**Text section**
Goering, played to perfection by Cox, greets him warmly, as the two have formed an unusual bond during the course of his imprisonment. The kid is impressionable, and Goering knows this.

Goering starts to tell him stories of the Reich, and of the Fuhrer.

At one point he starts to hum a tune, and then he begins to sing the song, whilst tapping his feet and waving his arms. It sets the mood he’s trying to evoke quite brilliantly.

Tex is now completely caught up in the Nazi leader’s memories of watching thousands of men march in front of the Glorious Leader. When Goering suggests the remnants of the despotic regime should be freed, and that both sides should “unite to fight the Communists” Tex agrees with him wholeheartedly.

I’ve always wondered if Tex went away humming the song.

If he did, he would quickly have found himself in trouble with the brass.

It’s a catchy enough tune, and one that predates the Nazi Party’s usage of it. In fact, it’s an ancient German folk song, but it’s one I strongly suspect isn’t heard anymore. The modern incarnation has closed off all avenues of revival.

We now know it as the Horst Wessel Lied.

I would never describe it as “a great song.”

Because it’s not.

Don’t get me wrong, the lyrics contain nothing explicit about bigotry or hate; it’s about a shoot-out with Communists where Wessel, a Nazi Youth member, was killed – other songs dealt with the racist stuff – but it was the Nazi Party’s anthem and if you played it at parties you’d run out of friends quickly and if you sang it walking down the street you’d get a sore face shortly thereafter.

This isn’t about musical appreciation.

I have eclectic tastes and listen to everything from country rock to classical.

I am big on lyrics, above all else, and whilst I think, for example, the Spitting Image song I’ve Never Met A Nice South African is one of the best (and most hilarious) that biting, satirical show ever turned out I would not play it, far less sing it, in a public forum because it would be staggeringly offensive in a modern context.

It is hard to think of any setting – outside a dingy back street boozer in Glasgow or the Six Counties, or, of course, at Ibrox – in which there wouldn’t be people who found The Billy Boys not only to be offensive but bigoted with it.

Yet a director at Sevco, a current director, apparently described it as “a great song” whilst talking to a journalist.

There is no context in which that is anything other than a shocking statement.

That journalist, Graham Spiers, a guy this site has criticised as well as praised, rightly decided that this was a news story.

On 30 December, he told the tale in a piece he wrote.

In fact, I would go much further than just to say it was newsworthy. It ought to have been the headline above the piece.

**Excerpted records**
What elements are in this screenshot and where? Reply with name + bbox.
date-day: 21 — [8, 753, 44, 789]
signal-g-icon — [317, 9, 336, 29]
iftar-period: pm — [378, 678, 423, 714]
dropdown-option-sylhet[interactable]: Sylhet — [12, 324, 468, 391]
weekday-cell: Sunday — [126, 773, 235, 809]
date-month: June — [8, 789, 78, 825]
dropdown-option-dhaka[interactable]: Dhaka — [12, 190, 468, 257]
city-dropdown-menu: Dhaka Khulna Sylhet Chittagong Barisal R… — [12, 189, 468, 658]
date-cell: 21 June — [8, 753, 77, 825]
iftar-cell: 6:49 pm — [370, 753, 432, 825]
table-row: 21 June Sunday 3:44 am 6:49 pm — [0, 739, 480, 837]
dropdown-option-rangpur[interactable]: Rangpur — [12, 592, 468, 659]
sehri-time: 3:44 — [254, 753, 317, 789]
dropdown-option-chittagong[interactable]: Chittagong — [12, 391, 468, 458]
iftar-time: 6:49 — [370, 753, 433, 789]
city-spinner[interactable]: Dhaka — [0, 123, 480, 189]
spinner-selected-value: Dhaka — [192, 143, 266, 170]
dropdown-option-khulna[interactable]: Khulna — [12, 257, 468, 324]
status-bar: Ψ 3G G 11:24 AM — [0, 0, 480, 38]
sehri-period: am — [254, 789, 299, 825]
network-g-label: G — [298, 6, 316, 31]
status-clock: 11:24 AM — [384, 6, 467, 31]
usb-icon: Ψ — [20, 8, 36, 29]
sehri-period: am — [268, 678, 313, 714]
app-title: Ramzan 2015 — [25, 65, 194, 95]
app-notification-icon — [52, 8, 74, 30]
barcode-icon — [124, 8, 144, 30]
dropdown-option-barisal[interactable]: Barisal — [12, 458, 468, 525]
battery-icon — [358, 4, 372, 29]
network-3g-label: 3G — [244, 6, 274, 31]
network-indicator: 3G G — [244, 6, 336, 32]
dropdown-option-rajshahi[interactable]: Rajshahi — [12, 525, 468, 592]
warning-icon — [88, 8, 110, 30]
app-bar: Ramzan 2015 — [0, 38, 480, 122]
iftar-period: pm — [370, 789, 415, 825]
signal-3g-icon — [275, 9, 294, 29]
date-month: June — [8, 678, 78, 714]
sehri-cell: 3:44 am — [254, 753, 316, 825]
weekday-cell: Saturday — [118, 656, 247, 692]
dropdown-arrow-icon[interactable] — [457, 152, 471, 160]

**Tasks for this exercise**
(1) Answer these questions using the commentary:
(a) Who plays Goering?
(b) According to the commentary, what event do the lyrics of the Horst Wessel Lied describe?
(c) On what date did Graham Spiers tell the tale in a piece he wrote?
(2) Print the passage of the commentary starting with "Tex is now completely" and going on through "Because it’s not.".
The rows have no role in this exercise.

**Task solutions**
(1)
(a) Cox.
(b) A shoot-out with Communists in which Wessel, a Nazi Youth member, was killed.
(c) 30 December.

(2)
Tex is now completely caught up in the Nazi leader’s memories of watching thousands of men march in front of the Glorious Leader. When Goering suggests the remnants of the despotic regime should be freed, and that both sides should “unite to fight the Communists” Tex agrees with him wholeheartedly.

I’ve always wondered if Tex went away humming the song.

If he did, he would quickly have found himself in trouble with the brass.

It’s a catchy enough tune, and one that predates the Nazi Party’s usage of it. In fact, it’s an ancient German folk song, but it’s one I strongly suspect isn’t heard anymore. The modern incarnation has closed off all avenues of revival.

We now know it as the Horst Wessel Lied.

I would never describe it as “a great song.”

Because it’s not.